STATED PROBLEM —
Reproduce the lines of the material exactly, excluding every image.

Entries from a dataset —
☆ ☆ ☆

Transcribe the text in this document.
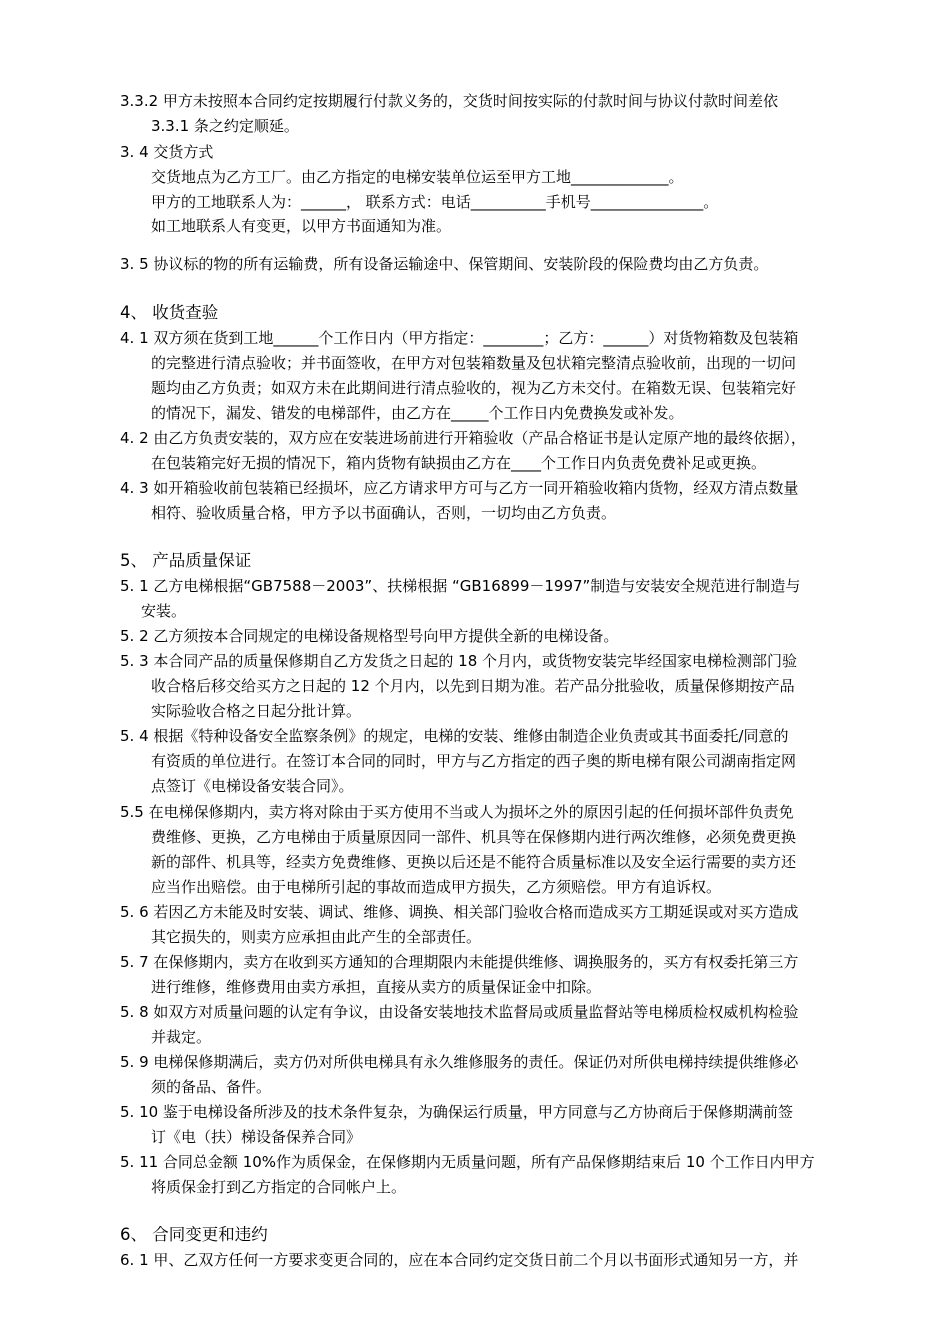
3.3.2 甲方未按照本合同约定按期履行付款义务的，交货时间按实际的付款时间与协议付款时间差依
3.3.1 条之约定顺延。
3. 4 交货方式
交货地点为乙方工厂。由乙方指定的电梯安装单位运至甲方工地_____________。
甲方的工地联系人为：______， 联系方式：电话__________手机号_______________。
如工地联系人有变更，以甲方书面通知为准。
3. 5 协议标的物的所有运输费，所有设备运输途中、保管期间、安装阶段的保险费均由乙方负责。
4、 收货查验
4. 1 双方须在货到工地______个工作日内（甲方指定：________；乙方：______）对货物箱数及包装箱
的完整进行清点验收；并书面签收，在甲方对包装箱数量及包状箱完整清点验收前，出现的一切问
题均由乙方负责；如双方未在此期间进行清点验收的，视为乙方未交付。在箱数无误、包装箱完好
的情况下，漏发、错发的电梯部件，由乙方在_____个工作日内免费换发或补发。
4. 2 由乙方负责安装的，双方应在安装进场前进行开箱验收（产品合格证书是认定原产地的最终依据），
在包装箱完好无损的情况下，箱内货物有缺损由乙方在____个工作日内负责免费补足或更换。
4. 3 如开箱验收前包装箱已经损坏，应乙方请求甲方可与乙方一同开箱验收箱内货物，经双方清点数量
相符、验收质量合格，甲方予以书面确认，否则，一切均由乙方负责。
5、 产品质量保证
5. 1 乙方电梯根据“GB7588－2003”、扶梯根据 “GB16899－1997”制造与安装安全规范进行制造与
安装。
5. 2 乙方须按本合同规定的电梯设备规格型号向甲方提供全新的电梯设备。
5. 3 本合同产品的质量保修期自乙方发货之日起的 18 个月内，或货物安装完毕经国家电梯检测部门验
收合格后移交给买方之日起的 12 个月内，以先到日期为准。若产品分批验收，质量保修期按产品
实际验收合格之日起分批计算。
5. 4 根据《特种设备安全监察条例》的规定，电梯的安装、维修由制造企业负责或其书面委托/同意的
有资质的单位进行。在签订本合同的同时，甲方与乙方指定的西子奥的斯电梯有限公司湖南指定网
点签订《电梯设备安装合同》。
5.5 在电梯保修期内，卖方将对除由于买方使用不当或人为损坏之外的原因引起的任何损坏部件负责免
费维修、更换，乙方电梯由于质量原因同一部件、机具等在保修期内进行两次维修，必须免费更换
新的部件、机具等，经卖方免费维修、更换以后还是不能符合质量标准以及安全运行需要的卖方还
应当作出赔偿。由于电梯所引起的事故而造成甲方损失，乙方须赔偿。甲方有追诉权。
5. 6 若因乙方未能及时安装、调试、维修、调换、相关部门验收合格而造成买方工期延误或对买方造成
其它损失的，则卖方应承担由此产生的全部责任。
5. 7 在保修期内，卖方在收到买方通知的合理期限内未能提供维修、调换服务的，买方有权委托第三方
进行维修，维修费用由卖方承担，直接从卖方的质量保证金中扣除。
5. 8 如双方对质量问题的认定有争议，由设备安装地技术监督局或质量监督站等电梯质检权威机构检验
并裁定。
5. 9 电梯保修期满后，卖方仍对所供电梯具有永久维修服务的责任。保证仍对所供电梯持续提供维修必
须的备品、备件。
5. 10 鉴于电梯设备所涉及的技术条件复杂，为确保运行质量，甲方同意与乙方协商后于保修期满前签
订《电（扶）梯设备保养合同》
5. 11 合同总金额 10%作为质保金，在保修期内无质量问题，所有产品保修期结束后 10 个工作日内甲方
将质保金打到乙方指定的合同帐户上。
6、 合同变更和违约
6. 1 甲、乙双方任何一方要求变更合同的，应在本合同约定交货日前二个月以书面形式通知另一方，并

☆ ☆ ☆

WRITTEN SOLUTION —
Transcribe the text in this document.
3.3.2 甲方未按照本合同约定按期履行付款义务的，交货时间按实际的付款时间与协议付款时间差依
3.3.1 条之约定顺延。
3. 4 交货方式
交货地点为乙方工厂。由乙方指定的电梯安装单位运至甲方工地_____________。
甲方的工地联系人为：______， 联系方式：电话__________手机号_______________。
如工地联系人有变更，以甲方书面通知为准。
3. 5 协议标的物的所有运输费，所有设备运输途中、保管期间、安装阶段的保险费均由乙方负责。
4、 收货查验
4. 1 双方须在货到工地______个工作日内（甲方指定：________；乙方：______）对货物箱数及包装箱
的完整进行清点验收；并书面签收，在甲方对包装箱数量及包状箱完整清点验收前，出现的一切问
题均由乙方负责；如双方未在此期间进行清点验收的，视为乙方未交付。在箱数无误、包装箱完好
的情况下，漏发、错发的电梯部件，由乙方在_____个工作日内免费换发或补发。
4. 2 由乙方负责安装的，双方应在安装进场前进行开箱验收（产品合格证书是认定原产地的最终依据），
在包装箱完好无损的情况下，箱内货物有缺损由乙方在____个工作日内负责免费补足或更换。
4. 3 如开箱验收前包装箱已经损坏，应乙方请求甲方可与乙方一同开箱验收箱内货物，经双方清点数量
相符、验收质量合格，甲方予以书面确认，否则，一切均由乙方负责。
5、 产品质量保证
5. 1 乙方电梯根据“GB7588－2003”、扶梯根据 “GB16899－1997”制造与安装安全规范进行制造与
安装。
5. 2 乙方须按本合同规定的电梯设备规格型号向甲方提供全新的电梯设备。
5. 3 本合同产品的质量保修期自乙方发货之日起的 18 个月内，或货物安装完毕经国家电梯检测部门验
收合格后移交给买方之日起的 12 个月内，以先到日期为准。若产品分批验收，质量保修期按产品
实际验收合格之日起分批计算。
5. 4 根据《特种设备安全监察条例》的规定，电梯的安装、维修由制造企业负责或其书面委托/同意的
有资质的单位进行。在签订本合同的同时，甲方与乙方指定的西子奥的斯电梯有限公司湖南指定网
点签订《电梯设备安装合同》。
5.5 在电梯保修期内，卖方将对除由于买方使用不当或人为损坏之外的原因引起的任何损坏部件负责免
费维修、更换，乙方电梯由于质量原因同一部件、机具等在保修期内进行两次维修，必须免费更换
新的部件、机具等，经卖方免费维修、更换以后还是不能符合质量标准以及安全运行需要的卖方还
应当作出赔偿。由于电梯所引起的事故而造成甲方损失，乙方须赔偿。甲方有追诉权。
5. 6 若因乙方未能及时安装、调试、维修、调换、相关部门验收合格而造成买方工期延误或对买方造成
其它损失的，则卖方应承担由此产生的全部责任。
5. 7 在保修期内，卖方在收到买方通知的合理期限内未能提供维修、调换服务的，买方有权委托第三方
进行维修，维修费用由卖方承担，直接从卖方的质量保证金中扣除。
5. 8 如双方对质量问题的认定有争议，由设备安装地技术监督局或质量监督站等电梯质检权威机构检验
并裁定。
5. 9 电梯保修期满后，卖方仍对所供电梯具有永久维修服务的责任。保证仍对所供电梯持续提供维修必
须的备品、备件。
5. 10 鉴于电梯设备所涉及的技术条件复杂，为确保运行质量，甲方同意与乙方协商后于保修期满前签
订《电（扶）梯设备保养合同》
5. 11 合同总金额 10%作为质保金，在保修期内无质量问题，所有产品保修期结束后 10 个工作日内甲方
将质保金打到乙方指定的合同帐户上。
6、 合同变更和违约
6. 1 甲、乙双方任何一方要求变更合同的，应在本合同约定交货日前二个月以书面形式通知另一方，并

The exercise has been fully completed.